# STATED PROBLEM:
Answer with one number only: the number of lines that include the word "school".

# DATA PROVIDED:
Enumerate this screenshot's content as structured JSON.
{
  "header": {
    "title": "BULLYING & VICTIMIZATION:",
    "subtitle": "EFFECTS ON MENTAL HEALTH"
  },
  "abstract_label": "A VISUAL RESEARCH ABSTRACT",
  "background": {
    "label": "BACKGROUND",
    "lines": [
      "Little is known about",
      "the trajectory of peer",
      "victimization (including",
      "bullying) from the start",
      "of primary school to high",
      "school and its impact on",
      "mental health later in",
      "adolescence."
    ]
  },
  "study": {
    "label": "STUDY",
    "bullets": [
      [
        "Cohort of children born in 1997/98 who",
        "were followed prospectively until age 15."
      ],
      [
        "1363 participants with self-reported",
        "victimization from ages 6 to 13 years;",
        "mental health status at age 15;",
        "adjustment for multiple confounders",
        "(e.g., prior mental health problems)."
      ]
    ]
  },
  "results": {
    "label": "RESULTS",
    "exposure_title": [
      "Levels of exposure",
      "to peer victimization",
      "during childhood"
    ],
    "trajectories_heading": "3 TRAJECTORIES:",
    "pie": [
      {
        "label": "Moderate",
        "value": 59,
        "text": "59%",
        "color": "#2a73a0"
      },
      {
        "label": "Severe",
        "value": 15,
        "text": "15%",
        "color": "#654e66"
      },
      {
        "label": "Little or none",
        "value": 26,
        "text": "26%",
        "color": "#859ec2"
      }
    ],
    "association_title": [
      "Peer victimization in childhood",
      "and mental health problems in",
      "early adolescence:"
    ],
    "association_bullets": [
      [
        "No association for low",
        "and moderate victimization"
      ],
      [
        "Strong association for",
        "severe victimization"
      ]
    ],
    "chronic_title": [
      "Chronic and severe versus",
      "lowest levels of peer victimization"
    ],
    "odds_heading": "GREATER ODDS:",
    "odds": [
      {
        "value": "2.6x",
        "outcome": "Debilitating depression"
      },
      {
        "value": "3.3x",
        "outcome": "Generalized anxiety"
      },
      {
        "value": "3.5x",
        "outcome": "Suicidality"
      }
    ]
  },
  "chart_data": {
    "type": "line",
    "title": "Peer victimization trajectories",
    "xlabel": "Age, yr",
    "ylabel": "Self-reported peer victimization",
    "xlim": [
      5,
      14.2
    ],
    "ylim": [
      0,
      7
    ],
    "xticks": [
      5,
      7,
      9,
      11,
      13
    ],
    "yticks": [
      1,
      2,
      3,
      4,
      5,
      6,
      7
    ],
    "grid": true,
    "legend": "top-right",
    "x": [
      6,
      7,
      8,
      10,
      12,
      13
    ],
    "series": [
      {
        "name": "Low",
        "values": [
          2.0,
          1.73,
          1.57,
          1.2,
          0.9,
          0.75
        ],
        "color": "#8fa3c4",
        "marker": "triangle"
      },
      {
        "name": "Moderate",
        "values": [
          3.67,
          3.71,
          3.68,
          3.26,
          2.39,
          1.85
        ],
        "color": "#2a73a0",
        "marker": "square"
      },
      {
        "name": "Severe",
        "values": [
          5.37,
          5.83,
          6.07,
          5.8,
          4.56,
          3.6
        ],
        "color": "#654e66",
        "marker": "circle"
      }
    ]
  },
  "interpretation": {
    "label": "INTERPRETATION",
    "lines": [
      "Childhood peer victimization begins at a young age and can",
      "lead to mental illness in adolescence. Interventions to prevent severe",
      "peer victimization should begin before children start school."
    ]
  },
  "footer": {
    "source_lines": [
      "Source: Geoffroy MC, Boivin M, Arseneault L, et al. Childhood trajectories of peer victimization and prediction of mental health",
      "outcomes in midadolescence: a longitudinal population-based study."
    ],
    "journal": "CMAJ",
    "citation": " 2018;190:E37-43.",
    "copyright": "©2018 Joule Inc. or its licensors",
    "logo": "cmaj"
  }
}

# SOLVED PROBLEM:
3